DOCUMENTO DE ORIGEM:
* * *

O Ministério de Segurança Nacional da Argentina informou em nota, neste sábado (3), que o país passou a adotar novas medidas de imigração.
Funcionários, membros das forças armadas e empresários associados ao regime de Nicolás Maduro passam a ter a entrada no país restrita.
De acordo com o comunicado, as novas disposições estabelecem restrições a associados ao regime a fim de "impedi-los de usar a Argentina como refúgio".
"A Argentina não concederá asilo a colaboradores do regime de Maduro", acrescenta o texto. Após o ataque dos Estados Unidos à Venezuela, o presidente da Argentina, Javier Milei, em comunicado
oficial, disse celebrar “a captura do ditador venezuelano Nicolás Maduro por parte do governo dos Estados Unidos da América”.
Ele classificou o papel da Venezuela no continente como “inimigo da liberdade” e fez uma comparação com Cuba dos anos 1960.
Os EUA impõem, há mais de 60 anos, um duro bloqueio econômico ao governo cubano com o objetivo de mudar o regime político do país, estabelecido após a Revolução de 1959.
O embargo a Cuba é condenado pela maioria dos países. Eles consideram uma violação ao direito internacional.
Entenda O ataque dos Estados Unidos contra a Venezuela neste fim de semana marca um novo episódio de intervenções diretas de Washington na América Latina.
A última vez que os EUA invadiram um país latino-americano foi em 1989, no Panamá, quando os militares norte-americanos sequestraram o então presidente Manuel Noriega, acusando-o de narcotráfico.

* * *

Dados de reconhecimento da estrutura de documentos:
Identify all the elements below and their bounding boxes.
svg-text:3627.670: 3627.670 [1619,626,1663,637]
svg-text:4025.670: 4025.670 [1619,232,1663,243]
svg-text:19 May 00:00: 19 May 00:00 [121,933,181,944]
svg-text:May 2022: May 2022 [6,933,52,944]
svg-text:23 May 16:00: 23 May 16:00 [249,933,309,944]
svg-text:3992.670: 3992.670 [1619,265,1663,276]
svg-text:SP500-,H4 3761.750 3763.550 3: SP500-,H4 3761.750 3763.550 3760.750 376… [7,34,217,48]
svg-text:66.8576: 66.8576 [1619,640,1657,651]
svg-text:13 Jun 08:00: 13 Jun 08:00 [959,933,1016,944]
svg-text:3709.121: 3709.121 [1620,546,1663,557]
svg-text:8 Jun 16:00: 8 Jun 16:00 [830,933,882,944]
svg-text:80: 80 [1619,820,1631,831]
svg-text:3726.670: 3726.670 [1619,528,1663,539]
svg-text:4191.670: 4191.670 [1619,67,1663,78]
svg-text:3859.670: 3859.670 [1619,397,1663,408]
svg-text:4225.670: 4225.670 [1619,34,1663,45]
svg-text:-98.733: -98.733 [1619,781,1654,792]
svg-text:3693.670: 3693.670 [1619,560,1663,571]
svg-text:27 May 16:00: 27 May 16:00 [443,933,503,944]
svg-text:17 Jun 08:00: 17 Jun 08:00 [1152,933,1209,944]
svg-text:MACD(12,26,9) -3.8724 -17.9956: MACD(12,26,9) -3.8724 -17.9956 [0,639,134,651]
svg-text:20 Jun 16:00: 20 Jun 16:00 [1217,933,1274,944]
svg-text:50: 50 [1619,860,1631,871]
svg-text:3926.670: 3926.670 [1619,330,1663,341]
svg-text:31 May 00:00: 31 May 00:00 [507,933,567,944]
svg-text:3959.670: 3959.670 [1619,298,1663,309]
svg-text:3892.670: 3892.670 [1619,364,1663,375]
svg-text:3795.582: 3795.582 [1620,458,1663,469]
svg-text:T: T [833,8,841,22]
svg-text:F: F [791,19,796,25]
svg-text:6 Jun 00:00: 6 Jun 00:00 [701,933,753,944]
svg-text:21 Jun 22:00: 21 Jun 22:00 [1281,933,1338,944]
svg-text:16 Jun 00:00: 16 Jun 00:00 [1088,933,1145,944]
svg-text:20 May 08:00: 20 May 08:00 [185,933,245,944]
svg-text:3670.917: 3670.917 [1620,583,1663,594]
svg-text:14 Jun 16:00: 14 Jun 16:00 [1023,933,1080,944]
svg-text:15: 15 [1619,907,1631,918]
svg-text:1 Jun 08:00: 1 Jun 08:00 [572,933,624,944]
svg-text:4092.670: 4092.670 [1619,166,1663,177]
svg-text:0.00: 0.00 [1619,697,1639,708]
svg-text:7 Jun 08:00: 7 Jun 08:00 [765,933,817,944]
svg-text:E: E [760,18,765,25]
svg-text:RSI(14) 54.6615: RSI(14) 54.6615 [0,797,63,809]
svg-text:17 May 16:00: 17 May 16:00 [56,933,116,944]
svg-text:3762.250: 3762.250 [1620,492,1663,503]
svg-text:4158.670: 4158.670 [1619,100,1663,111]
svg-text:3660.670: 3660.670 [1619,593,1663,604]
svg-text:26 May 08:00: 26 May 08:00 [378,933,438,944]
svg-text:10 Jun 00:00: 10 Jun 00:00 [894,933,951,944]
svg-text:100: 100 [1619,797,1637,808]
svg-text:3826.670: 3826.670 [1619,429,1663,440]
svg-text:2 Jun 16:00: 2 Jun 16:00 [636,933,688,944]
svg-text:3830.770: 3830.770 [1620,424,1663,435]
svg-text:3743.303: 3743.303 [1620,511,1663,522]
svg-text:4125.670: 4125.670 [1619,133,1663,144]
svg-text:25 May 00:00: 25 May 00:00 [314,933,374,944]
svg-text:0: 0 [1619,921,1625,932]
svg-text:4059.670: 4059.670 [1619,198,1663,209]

* * *

OBJETIVO DO EXERCÍCIO:
Reproduza sem alterações o trecho da notícia sobre as restrições da Argentina a associados do regime de Maduro que vai de "Ele classificou o" até "na América Latina.", inclusive.

SUA RESPOSTA:
Ele classificou o papel da Venezuela no continente como “inimigo da liberdade” e fez uma comparação com Cuba dos anos 1960.
Os EUA impõem, há mais de 60 anos, um duro bloqueio econômico ao governo cubano com o objetivo de mudar o regime político do país, estabelecido após a Revolução de 1959.
O embargo a Cuba é condenado pela maioria dos países. Eles consideram uma violação ao direito internacional.
Entenda O ataque dos Estados Unidos contra a Venezuela neste fim de semana marca um novo episódio de intervenções diretas de Washington na América Latina.